begin RECORDS

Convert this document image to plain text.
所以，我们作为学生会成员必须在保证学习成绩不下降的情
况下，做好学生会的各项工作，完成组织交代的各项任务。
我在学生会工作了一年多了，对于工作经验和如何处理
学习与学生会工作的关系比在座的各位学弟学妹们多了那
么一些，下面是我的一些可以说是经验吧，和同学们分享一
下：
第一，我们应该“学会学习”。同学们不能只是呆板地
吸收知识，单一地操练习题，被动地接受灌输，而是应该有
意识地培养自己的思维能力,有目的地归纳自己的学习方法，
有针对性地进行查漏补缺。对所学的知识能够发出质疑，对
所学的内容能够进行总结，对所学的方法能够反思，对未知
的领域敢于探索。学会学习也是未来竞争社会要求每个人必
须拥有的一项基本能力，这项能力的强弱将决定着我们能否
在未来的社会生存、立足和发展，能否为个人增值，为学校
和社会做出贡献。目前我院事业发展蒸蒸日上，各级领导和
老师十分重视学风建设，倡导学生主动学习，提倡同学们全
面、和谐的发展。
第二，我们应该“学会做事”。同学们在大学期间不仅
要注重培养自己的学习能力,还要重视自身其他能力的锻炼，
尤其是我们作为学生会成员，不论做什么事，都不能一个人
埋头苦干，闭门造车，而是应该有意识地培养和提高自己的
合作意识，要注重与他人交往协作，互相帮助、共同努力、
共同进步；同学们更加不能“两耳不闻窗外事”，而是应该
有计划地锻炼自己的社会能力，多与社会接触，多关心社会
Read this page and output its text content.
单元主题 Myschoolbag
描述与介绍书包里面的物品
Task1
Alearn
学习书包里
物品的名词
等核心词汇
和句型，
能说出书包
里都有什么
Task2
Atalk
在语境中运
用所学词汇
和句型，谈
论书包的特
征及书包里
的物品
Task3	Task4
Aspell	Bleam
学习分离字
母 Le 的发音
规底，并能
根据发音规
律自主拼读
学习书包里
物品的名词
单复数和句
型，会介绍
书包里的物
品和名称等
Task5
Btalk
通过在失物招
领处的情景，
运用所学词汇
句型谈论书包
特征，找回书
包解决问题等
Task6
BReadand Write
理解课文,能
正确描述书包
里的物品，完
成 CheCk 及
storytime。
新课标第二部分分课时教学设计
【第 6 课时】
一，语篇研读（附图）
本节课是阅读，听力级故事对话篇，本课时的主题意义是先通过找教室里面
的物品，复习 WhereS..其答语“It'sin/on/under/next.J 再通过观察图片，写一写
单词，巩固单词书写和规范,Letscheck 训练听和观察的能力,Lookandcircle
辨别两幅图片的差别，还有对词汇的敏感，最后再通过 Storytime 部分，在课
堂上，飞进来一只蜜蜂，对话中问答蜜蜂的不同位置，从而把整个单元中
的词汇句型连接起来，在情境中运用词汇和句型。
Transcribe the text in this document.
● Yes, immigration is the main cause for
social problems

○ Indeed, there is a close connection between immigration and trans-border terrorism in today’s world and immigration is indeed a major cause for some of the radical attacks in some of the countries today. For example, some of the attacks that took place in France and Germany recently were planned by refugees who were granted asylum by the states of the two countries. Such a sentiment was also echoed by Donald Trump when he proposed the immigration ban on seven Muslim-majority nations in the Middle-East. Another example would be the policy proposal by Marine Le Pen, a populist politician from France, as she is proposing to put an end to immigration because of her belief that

end RECORDS

Locate the line with "Transcribe the text in this document." in the entries above; extract it and every line after it, verbatim.

### CORRECT RESULT
Transcribe the text in this document.
● Yes, immigration is the main cause for
social problems

○ Indeed, there is a close connection between immigration and trans-border terrorism in today’s world and immigration is indeed a major cause for some of the radical attacks in some of the countries today. For example, some of the attacks that took place in France and Germany recently were planned by refugees who were granted asylum by the states of the two countries. Such a sentiment was also echoed by Donald Trump when he proposed the immigration ban on seven Muslim-majority nations in the Middle-East. Another example would be the policy proposal by Marine Le Pen, a populist politician from France, as she is proposing to put an end to immigration because of her belief that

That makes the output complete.